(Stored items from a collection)
____
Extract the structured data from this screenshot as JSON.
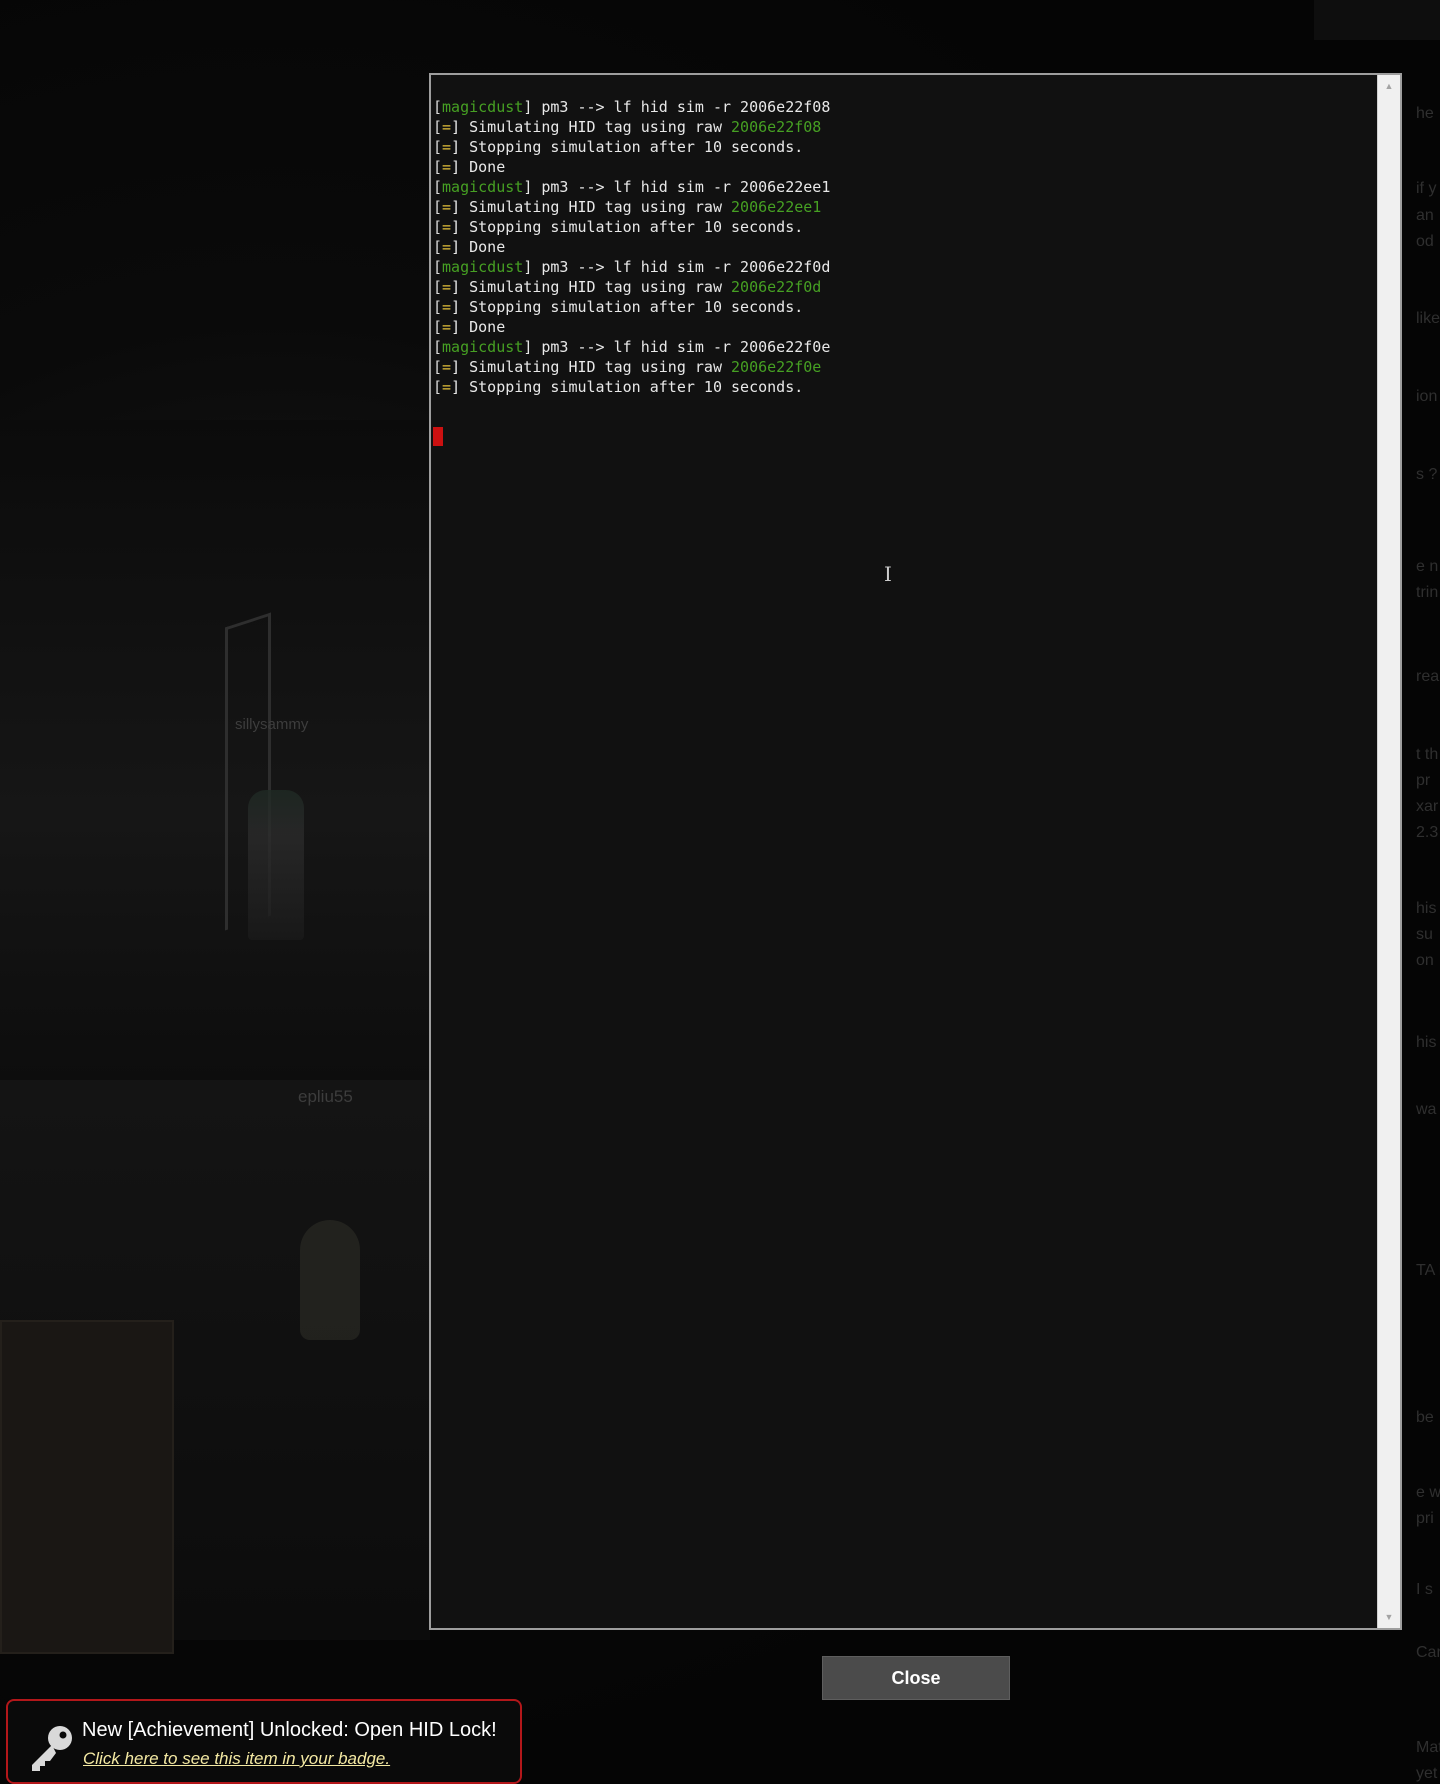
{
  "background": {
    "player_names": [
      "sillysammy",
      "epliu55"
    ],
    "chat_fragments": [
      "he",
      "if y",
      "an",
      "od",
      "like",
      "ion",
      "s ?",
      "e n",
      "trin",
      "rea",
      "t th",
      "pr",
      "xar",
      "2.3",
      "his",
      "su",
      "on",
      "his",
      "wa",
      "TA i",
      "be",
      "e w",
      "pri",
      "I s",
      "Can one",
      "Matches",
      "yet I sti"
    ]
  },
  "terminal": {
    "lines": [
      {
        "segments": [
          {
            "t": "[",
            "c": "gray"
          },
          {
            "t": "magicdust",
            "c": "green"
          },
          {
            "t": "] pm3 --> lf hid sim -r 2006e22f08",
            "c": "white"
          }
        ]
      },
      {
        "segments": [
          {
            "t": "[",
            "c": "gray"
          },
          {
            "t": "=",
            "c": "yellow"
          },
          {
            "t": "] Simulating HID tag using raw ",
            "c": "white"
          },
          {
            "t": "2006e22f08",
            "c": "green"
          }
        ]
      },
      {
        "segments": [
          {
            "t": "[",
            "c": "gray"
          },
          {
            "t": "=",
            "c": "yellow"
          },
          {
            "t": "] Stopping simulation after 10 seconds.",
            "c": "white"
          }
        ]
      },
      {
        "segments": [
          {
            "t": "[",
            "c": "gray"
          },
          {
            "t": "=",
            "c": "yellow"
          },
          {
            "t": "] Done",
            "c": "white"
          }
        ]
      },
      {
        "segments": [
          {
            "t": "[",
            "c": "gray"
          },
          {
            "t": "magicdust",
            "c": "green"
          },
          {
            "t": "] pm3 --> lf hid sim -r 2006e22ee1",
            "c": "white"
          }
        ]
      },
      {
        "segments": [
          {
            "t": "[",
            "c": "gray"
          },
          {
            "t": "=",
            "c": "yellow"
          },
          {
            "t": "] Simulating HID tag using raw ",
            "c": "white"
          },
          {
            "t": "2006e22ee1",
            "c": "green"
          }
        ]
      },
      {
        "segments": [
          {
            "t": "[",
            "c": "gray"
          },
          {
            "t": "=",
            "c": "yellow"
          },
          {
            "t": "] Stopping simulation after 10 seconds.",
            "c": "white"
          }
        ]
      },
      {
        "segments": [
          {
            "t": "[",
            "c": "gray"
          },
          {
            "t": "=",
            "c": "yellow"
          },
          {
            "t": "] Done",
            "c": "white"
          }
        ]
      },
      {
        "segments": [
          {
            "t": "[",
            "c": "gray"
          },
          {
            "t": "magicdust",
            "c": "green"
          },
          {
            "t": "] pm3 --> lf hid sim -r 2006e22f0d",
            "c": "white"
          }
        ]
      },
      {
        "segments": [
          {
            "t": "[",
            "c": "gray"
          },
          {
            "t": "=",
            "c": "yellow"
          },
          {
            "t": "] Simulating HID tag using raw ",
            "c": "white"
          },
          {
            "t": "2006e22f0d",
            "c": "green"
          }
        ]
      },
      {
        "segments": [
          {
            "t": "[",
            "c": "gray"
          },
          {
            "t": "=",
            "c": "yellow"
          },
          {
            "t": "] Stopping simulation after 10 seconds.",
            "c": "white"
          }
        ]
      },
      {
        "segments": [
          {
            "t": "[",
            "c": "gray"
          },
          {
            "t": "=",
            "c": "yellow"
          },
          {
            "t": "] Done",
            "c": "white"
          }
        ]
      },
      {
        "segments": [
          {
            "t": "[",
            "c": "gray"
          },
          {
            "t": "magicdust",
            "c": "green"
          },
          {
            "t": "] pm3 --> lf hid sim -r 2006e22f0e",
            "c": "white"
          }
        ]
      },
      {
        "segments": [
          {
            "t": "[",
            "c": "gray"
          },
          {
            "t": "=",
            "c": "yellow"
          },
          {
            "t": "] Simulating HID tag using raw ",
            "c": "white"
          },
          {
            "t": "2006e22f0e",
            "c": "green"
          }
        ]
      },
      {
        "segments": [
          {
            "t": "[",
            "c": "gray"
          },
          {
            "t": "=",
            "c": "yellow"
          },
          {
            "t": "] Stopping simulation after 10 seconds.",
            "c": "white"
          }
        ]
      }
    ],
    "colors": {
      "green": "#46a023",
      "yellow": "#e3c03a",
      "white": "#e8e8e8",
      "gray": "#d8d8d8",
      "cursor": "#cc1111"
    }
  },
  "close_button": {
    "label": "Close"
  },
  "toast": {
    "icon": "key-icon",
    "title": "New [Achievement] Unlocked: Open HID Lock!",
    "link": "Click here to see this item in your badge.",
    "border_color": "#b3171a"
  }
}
____
_Exercise prompt:_ Omit the pictures and reproduce the listing exactly.

_The output:_
Extract the structured data from this screenshot as JSON.
{
  "background": {
    "player_names": [
      "sillysammy",
      "epliu55"
    ],
    "chat_fragments": [
      "he",
      "if y",
      "an",
      "od",
      "like",
      "ion",
      "s ?",
      "e n",
      "trin",
      "rea",
      "t th",
      "pr",
      "xar",
      "2.3",
      "his",
      "su",
      "on",
      "his",
      "wa",
      "TA i",
      "be",
      "e w",
      "pri",
      "I s",
      "Can one",
      "Matches",
      "yet I sti"
    ]
  },
  "terminal": {
    "lines": [
      {
        "segments": [
          {
            "t": "[",
            "c": "gray"
          },
          {
            "t": "magicdust",
            "c": "green"
          },
          {
            "t": "] pm3 --> lf hid sim -r 2006e22f08",
            "c": "white"
          }
        ]
      },
      {
        "segments": [
          {
            "t": "[",
            "c": "gray"
          },
          {
            "t": "=",
            "c": "yellow"
          },
          {
            "t": "] Simulating HID tag using raw ",
            "c": "white"
          },
          {
            "t": "2006e22f08",
            "c": "green"
          }
        ]
      },
      {
        "segments": [
          {
            "t": "[",
            "c": "gray"
          },
          {
            "t": "=",
            "c": "yellow"
          },
          {
            "t": "] Stopping simulation after 10 seconds.",
            "c": "white"
          }
        ]
      },
      {
        "segments": [
          {
            "t": "[",
            "c": "gray"
          },
          {
            "t": "=",
            "c": "yellow"
          },
          {
            "t": "] Done",
            "c": "white"
          }
        ]
      },
      {
        "segments": [
          {
            "t": "[",
            "c": "gray"
          },
          {
            "t": "magicdust",
            "c": "green"
          },
          {
            "t": "] pm3 --> lf hid sim -r 2006e22ee1",
            "c": "white"
          }
        ]
      },
      {
        "segments": [
          {
            "t": "[",
            "c": "gray"
          },
          {
            "t": "=",
            "c": "yellow"
          },
          {
            "t": "] Simulating HID tag using raw ",
            "c": "white"
          },
          {
            "t": "2006e22ee1",
            "c": "green"
          }
        ]
      },
      {
        "segments": [
          {
            "t": "[",
            "c": "gray"
          },
          {
            "t": "=",
            "c": "yellow"
          },
          {
            "t": "] Stopping simulation after 10 seconds.",
            "c": "white"
          }
        ]
      },
      {
        "segments": [
          {
            "t": "[",
            "c": "gray"
          },
          {
            "t": "=",
            "c": "yellow"
          },
          {
            "t": "] Done",
            "c": "white"
          }
        ]
      },
      {
        "segments": [
          {
            "t": "[",
            "c": "gray"
          },
          {
            "t": "magicdust",
            "c": "green"
          },
          {
            "t": "] pm3 --> lf hid sim -r 2006e22f0d",
            "c": "white"
          }
        ]
      },
      {
        "segments": [
          {
            "t": "[",
            "c": "gray"
          },
          {
            "t": "=",
            "c": "yellow"
          },
          {
            "t": "] Simulating HID tag using raw ",
            "c": "white"
          },
          {
            "t": "2006e22f0d",
            "c": "green"
          }
        ]
      },
      {
        "segments": [
          {
            "t": "[",
            "c": "gray"
          },
          {
            "t": "=",
            "c": "yellow"
          },
          {
            "t": "] Stopping simulation after 10 seconds.",
            "c": "white"
          }
        ]
      },
      {
        "segments": [
          {
            "t": "[",
            "c": "gray"
          },
          {
            "t": "=",
            "c": "yellow"
          },
          {
            "t": "] Done",
            "c": "white"
          }
        ]
      },
      {
        "segments": [
          {
            "t": "[",
            "c": "gray"
          },
          {
            "t": "magicdust",
            "c": "green"
          },
          {
            "t": "] pm3 --> lf hid sim -r 2006e22f0e",
            "c": "white"
          }
        ]
      },
      {
        "segments": [
          {
            "t": "[",
            "c": "gray"
          },
          {
            "t": "=",
            "c": "yellow"
          },
          {
            "t": "] Simulating HID tag using raw ",
            "c": "white"
          },
          {
            "t": "2006e22f0e",
            "c": "green"
          }
        ]
      },
      {
        "segments": [
          {
            "t": "[",
            "c": "gray"
          },
          {
            "t": "=",
            "c": "yellow"
          },
          {
            "t": "] Stopping simulation after 10 seconds.",
            "c": "white"
          }
        ]
      }
    ],
    "colors": {
      "green": "#46a023",
      "yellow": "#e3c03a",
      "white": "#e8e8e8",
      "gray": "#d8d8d8",
      "cursor": "#cc1111"
    }
  },
  "close_button": {
    "label": "Close"
  },
  "toast": {
    "icon": "key-icon",
    "title": "New [Achievement] Unlocked: Open HID Lock!",
    "link": "Click here to see this item in your badge.",
    "border_color": "#b3171a"
  }
}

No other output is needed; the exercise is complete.